* _PROBLEM STATEMENT_: Print out every record exactly as it appears.

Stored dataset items
******

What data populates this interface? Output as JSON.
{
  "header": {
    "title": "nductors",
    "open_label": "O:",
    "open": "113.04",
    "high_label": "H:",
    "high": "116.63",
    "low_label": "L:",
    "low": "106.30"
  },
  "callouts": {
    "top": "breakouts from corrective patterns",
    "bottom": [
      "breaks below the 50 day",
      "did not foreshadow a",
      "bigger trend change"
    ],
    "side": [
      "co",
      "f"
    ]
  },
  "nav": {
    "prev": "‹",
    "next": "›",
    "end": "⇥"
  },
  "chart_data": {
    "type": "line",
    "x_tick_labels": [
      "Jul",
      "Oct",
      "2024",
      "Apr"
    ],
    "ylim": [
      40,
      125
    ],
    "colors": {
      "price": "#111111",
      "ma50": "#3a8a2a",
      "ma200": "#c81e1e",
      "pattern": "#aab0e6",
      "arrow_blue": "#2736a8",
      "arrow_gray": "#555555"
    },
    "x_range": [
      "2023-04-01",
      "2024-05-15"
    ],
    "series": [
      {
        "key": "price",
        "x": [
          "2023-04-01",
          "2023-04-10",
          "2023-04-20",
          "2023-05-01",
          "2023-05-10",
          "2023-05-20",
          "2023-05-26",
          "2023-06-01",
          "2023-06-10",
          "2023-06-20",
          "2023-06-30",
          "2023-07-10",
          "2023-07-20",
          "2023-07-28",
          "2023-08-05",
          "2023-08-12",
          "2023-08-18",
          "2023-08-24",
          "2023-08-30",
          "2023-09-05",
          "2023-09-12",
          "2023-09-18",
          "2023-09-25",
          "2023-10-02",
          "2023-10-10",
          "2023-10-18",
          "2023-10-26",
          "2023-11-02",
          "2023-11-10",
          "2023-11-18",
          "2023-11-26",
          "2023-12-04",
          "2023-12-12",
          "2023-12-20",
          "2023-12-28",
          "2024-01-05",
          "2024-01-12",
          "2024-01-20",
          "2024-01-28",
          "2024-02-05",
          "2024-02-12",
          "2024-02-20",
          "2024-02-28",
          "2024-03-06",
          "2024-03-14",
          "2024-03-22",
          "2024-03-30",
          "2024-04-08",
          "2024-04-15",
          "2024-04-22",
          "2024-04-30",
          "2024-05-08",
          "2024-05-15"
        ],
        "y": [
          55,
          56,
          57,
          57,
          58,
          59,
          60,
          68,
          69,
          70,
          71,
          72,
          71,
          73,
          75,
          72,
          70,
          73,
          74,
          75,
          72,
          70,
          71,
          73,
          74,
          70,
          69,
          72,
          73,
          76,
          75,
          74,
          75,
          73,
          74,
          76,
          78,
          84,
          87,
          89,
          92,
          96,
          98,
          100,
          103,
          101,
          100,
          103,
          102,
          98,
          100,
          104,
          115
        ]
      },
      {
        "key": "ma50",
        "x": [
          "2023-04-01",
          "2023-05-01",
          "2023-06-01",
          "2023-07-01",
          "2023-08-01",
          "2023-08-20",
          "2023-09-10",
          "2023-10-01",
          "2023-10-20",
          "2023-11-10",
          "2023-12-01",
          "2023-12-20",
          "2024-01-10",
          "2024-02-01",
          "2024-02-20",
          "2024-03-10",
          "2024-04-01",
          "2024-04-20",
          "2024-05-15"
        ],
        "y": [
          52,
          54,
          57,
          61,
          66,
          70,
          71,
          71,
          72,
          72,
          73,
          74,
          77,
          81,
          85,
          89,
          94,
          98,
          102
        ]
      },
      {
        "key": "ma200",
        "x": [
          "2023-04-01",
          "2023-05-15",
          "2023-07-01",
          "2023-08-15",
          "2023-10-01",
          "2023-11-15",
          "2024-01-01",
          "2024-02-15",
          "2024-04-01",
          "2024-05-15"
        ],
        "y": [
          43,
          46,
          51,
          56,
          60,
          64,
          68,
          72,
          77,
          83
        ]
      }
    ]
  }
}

******

* _TASK RESPONSE_:
What data populates this interface? Output as JSON.
{
  "header": {
    "title": "nductors",
    "open_label": "O:",
    "open": "113.04",
    "high_label": "H:",
    "high": "116.63",
    "low_label": "L:",
    "low": "106.30"
  },
  "callouts": {
    "top": "breakouts from corrective patterns",
    "bottom": [
      "breaks below the 50 day",
      "did not foreshadow a",
      "bigger trend change"
    ],
    "side": [
      "co",
      "f"
    ]
  },
  "nav": {
    "prev": "‹",
    "next": "›",
    "end": "⇥"
  },
  "chart_data": {
    "type": "line",
    "x_tick_labels": [
      "Jul",
      "Oct",
      "2024",
      "Apr"
    ],
    "ylim": [
      40,
      125
    ],
    "colors": {
      "price": "#111111",
      "ma50": "#3a8a2a",
      "ma200": "#c81e1e",
      "pattern": "#aab0e6",
      "arrow_blue": "#2736a8",
      "arrow_gray": "#555555"
    },
    "x_range": [
      "2023-04-01",
      "2024-05-15"
    ],
    "series": [
      {
        "key": "price",
        "x": [
          "2023-04-01",
          "2023-04-10",
          "2023-04-20",
          "2023-05-01",
          "2023-05-10",
          "2023-05-20",
          "2023-05-26",
          "2023-06-01",
          "2023-06-10",
          "2023-06-20",
          "2023-06-30",
          "2023-07-10",
          "2023-07-20",
          "2023-07-28",
          "2023-08-05",
          "2023-08-12",
          "2023-08-18",
          "2023-08-24",
          "2023-08-30",
          "2023-09-05",
          "2023-09-12",
          "2023-09-18",
          "2023-09-25",
          "2023-10-02",
          "2023-10-10",
          "2023-10-18",
          "2023-10-26",
          "2023-11-02",
          "2023-11-10",
          "2023-11-18",
          "2023-11-26",
          "2023-12-04",
          "2023-12-12",
          "2023-12-20",
          "2023-12-28",
          "2024-01-05",
          "2024-01-12",
          "2024-01-20",
          "2024-01-28",
          "2024-02-05",
          "2024-02-12",
          "2024-02-20",
          "2024-02-28",
          "2024-03-06",
          "2024-03-14",
          "2024-03-22",
          "2024-03-30",
          "2024-04-08",
          "2024-04-15",
          "2024-04-22",
          "2024-04-30",
          "2024-05-08",
          "2024-05-15"
        ],
        "y": [
          55,
          56,
          57,
          57,
          58,
          59,
          60,
          68,
          69,
          70,
          71,
          72,
          71,
          73,
          75,
          72,
          70,
          73,
          74,
          75,
          72,
          70,
          71,
          73,
          74,
          70,
          69,
          72,
          73,
          76,
          75,
          74,
          75,
          73,
          74,
          76,
          78,
          84,
          87,
          89,
          92,
          96,
          98,
          100,
          103,
          101,
          100,
          103,
          102,
          98,
          100,
          104,
          115
        ]
      },
      {
        "key": "ma50",
        "x": [
          "2023-04-01",
          "2023-05-01",
          "2023-06-01",
          "2023-07-01",
          "2023-08-01",
          "2023-08-20",
          "2023-09-10",
          "2023-10-01",
          "2023-10-20",
          "2023-11-10",
          "2023-12-01",
          "2023-12-20",
          "2024-01-10",
          "2024-02-01",
          "2024-02-20",
          "2024-03-10",
          "2024-04-01",
          "2024-04-20",
          "2024-05-15"
        ],
        "y": [
          52,
          54,
          57,
          61,
          66,
          70,
          71,
          71,
          72,
          72,
          73,
          74,
          77,
          81,
          85,
          89,
          94,
          98,
          102
        ]
      },
      {
        "key": "ma200",
        "x": [
          "2023-04-01",
          "2023-05-15",
          "2023-07-01",
          "2023-08-15",
          "2023-10-01",
          "2023-11-15",
          "2024-01-01",
          "2024-02-15",
          "2024-04-01",
          "2024-05-15"
        ],
        "y": [
          43,
          46,
          51,
          56,
          60,
          64,
          68,
          72,
          77,
          83
        ]
      }
    ]
  }
}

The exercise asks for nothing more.